• TASK TO COMPLETE:
Images appear in the records below; leave them out and repeat everything else exactly.

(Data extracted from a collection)
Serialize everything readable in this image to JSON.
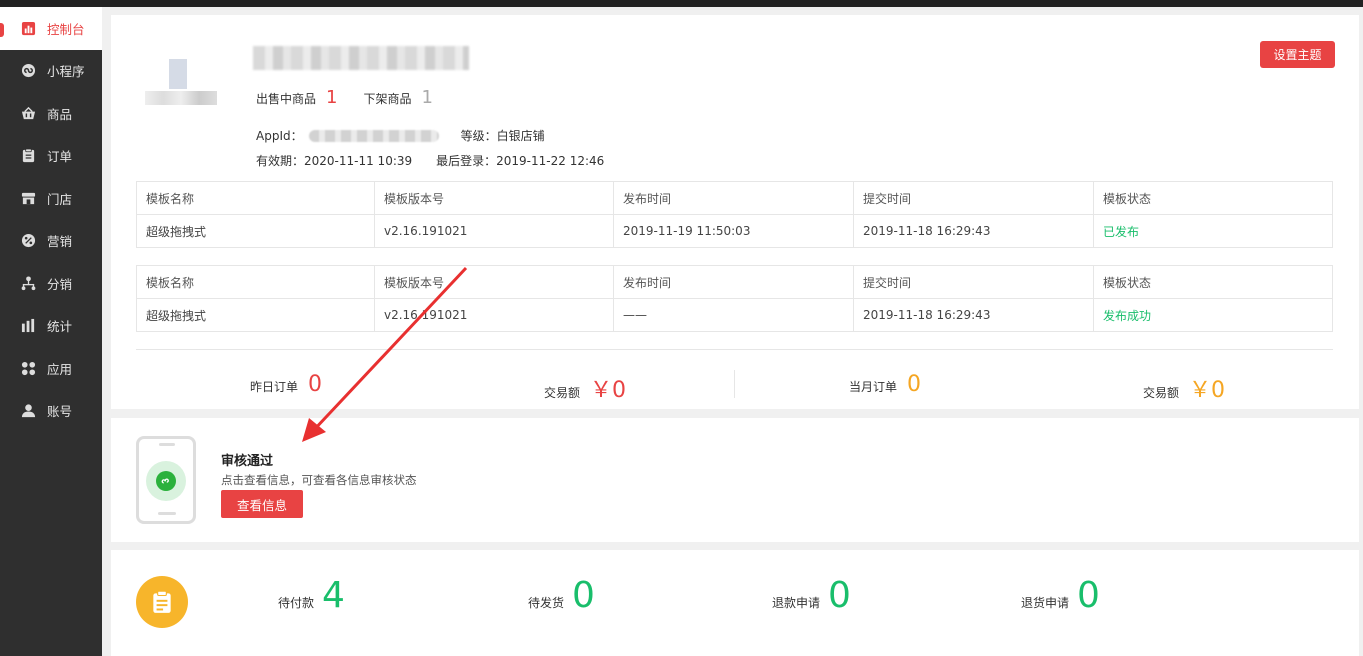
{
  "sidebar": {
    "items": [
      {
        "label": "控制台",
        "icon": "bar-chart-icon",
        "active": true
      },
      {
        "label": "小程序",
        "icon": "mini-program-icon",
        "active": false
      },
      {
        "label": "商品",
        "icon": "shopping-basket-icon",
        "active": false
      },
      {
        "label": "订单",
        "icon": "clipboard-icon",
        "active": false
      },
      {
        "label": "门店",
        "icon": "store-icon",
        "active": false
      },
      {
        "label": "营销",
        "icon": "percent-badge-icon",
        "active": false
      },
      {
        "label": "分销",
        "icon": "hierarchy-icon",
        "active": false
      },
      {
        "label": "统计",
        "icon": "stats-icon",
        "active": false
      },
      {
        "label": "应用",
        "icon": "apps-grid-icon",
        "active": false
      },
      {
        "label": "账号",
        "icon": "user-icon",
        "active": false
      }
    ]
  },
  "store": {
    "on_sale_label": "出售中商品",
    "on_sale_count": "1",
    "off_shelf_label": "下架商品",
    "off_shelf_count": "1",
    "appid_label": "AppId：",
    "level_label": "等级：白银店铺",
    "valid_label": "有效期：2020-11-11 10:39",
    "last_login_label": "最后登录：2019-11-22 12:46",
    "theme_button": "设置主题"
  },
  "tables": [
    {
      "headers": [
        "模板名称",
        "模板版本号",
        "发布时间",
        "提交时间",
        "模板状态"
      ],
      "row": [
        "超级拖拽式",
        "v2.16.191021",
        "2019-11-19 11:50:03",
        "2019-11-18 16:29:43",
        "已发布"
      ]
    },
    {
      "headers": [
        "模板名称",
        "模板版本号",
        "发布时间",
        "提交时间",
        "模板状态"
      ],
      "row": [
        "超级拖拽式",
        "v2.16.191021",
        "——",
        "2019-11-18 16:29:43",
        "发布成功"
      ]
    }
  ],
  "summary": {
    "yesterday_orders_label": "昨日订单",
    "yesterday_orders": "0",
    "yesterday_amount_label": "交易额",
    "yesterday_amount": "￥0",
    "month_orders_label": "当月订单",
    "month_orders": "0",
    "month_amount_label": "交易额",
    "month_amount": "￥0"
  },
  "audit": {
    "title": "审核通过",
    "desc": "点击查看信息，可查看各信息审核状态",
    "button": "查看信息"
  },
  "orders": {
    "pending_pay_label": "待付款",
    "pending_pay": "4",
    "pending_ship_label": "待发货",
    "pending_ship": "0",
    "refund_label": "退款申请",
    "refund": "0",
    "return_label": "退货申请",
    "return": "0"
  },
  "colors": {
    "accent": "#e84343",
    "success": "#19be6b",
    "warning": "#f5a623",
    "sidebar_bg": "#2f2f2f"
  }
}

• EXPECTED OUTPUT:
Serialize everything readable in this image to JSON.
{
  "sidebar": {
    "items": [
      {
        "label": "控制台",
        "icon": "bar-chart-icon",
        "active": true
      },
      {
        "label": "小程序",
        "icon": "mini-program-icon",
        "active": false
      },
      {
        "label": "商品",
        "icon": "shopping-basket-icon",
        "active": false
      },
      {
        "label": "订单",
        "icon": "clipboard-icon",
        "active": false
      },
      {
        "label": "门店",
        "icon": "store-icon",
        "active": false
      },
      {
        "label": "营销",
        "icon": "percent-badge-icon",
        "active": false
      },
      {
        "label": "分销",
        "icon": "hierarchy-icon",
        "active": false
      },
      {
        "label": "统计",
        "icon": "stats-icon",
        "active": false
      },
      {
        "label": "应用",
        "icon": "apps-grid-icon",
        "active": false
      },
      {
        "label": "账号",
        "icon": "user-icon",
        "active": false
      }
    ]
  },
  "store": {
    "on_sale_label": "出售中商品",
    "on_sale_count": "1",
    "off_shelf_label": "下架商品",
    "off_shelf_count": "1",
    "appid_label": "AppId：",
    "level_label": "等级：白银店铺",
    "valid_label": "有效期：2020-11-11 10:39",
    "last_login_label": "最后登录：2019-11-22 12:46",
    "theme_button": "设置主题"
  },
  "tables": [
    {
      "headers": [
        "模板名称",
        "模板版本号",
        "发布时间",
        "提交时间",
        "模板状态"
      ],
      "row": [
        "超级拖拽式",
        "v2.16.191021",
        "2019-11-19 11:50:03",
        "2019-11-18 16:29:43",
        "已发布"
      ]
    },
    {
      "headers": [
        "模板名称",
        "模板版本号",
        "发布时间",
        "提交时间",
        "模板状态"
      ],
      "row": [
        "超级拖拽式",
        "v2.16.191021",
        "——",
        "2019-11-18 16:29:43",
        "发布成功"
      ]
    }
  ],
  "summary": {
    "yesterday_orders_label": "昨日订单",
    "yesterday_orders": "0",
    "yesterday_amount_label": "交易额",
    "yesterday_amount": "￥0",
    "month_orders_label": "当月订单",
    "month_orders": "0",
    "month_amount_label": "交易额",
    "month_amount": "￥0"
  },
  "audit": {
    "title": "审核通过",
    "desc": "点击查看信息，可查看各信息审核状态",
    "button": "查看信息"
  },
  "orders": {
    "pending_pay_label": "待付款",
    "pending_pay": "4",
    "pending_ship_label": "待发货",
    "pending_ship": "0",
    "refund_label": "退款申请",
    "refund": "0",
    "return_label": "退货申请",
    "return": "0"
  },
  "colors": {
    "accent": "#e84343",
    "success": "#19be6b",
    "warning": "#f5a623",
    "sidebar_bg": "#2f2f2f"
  }
}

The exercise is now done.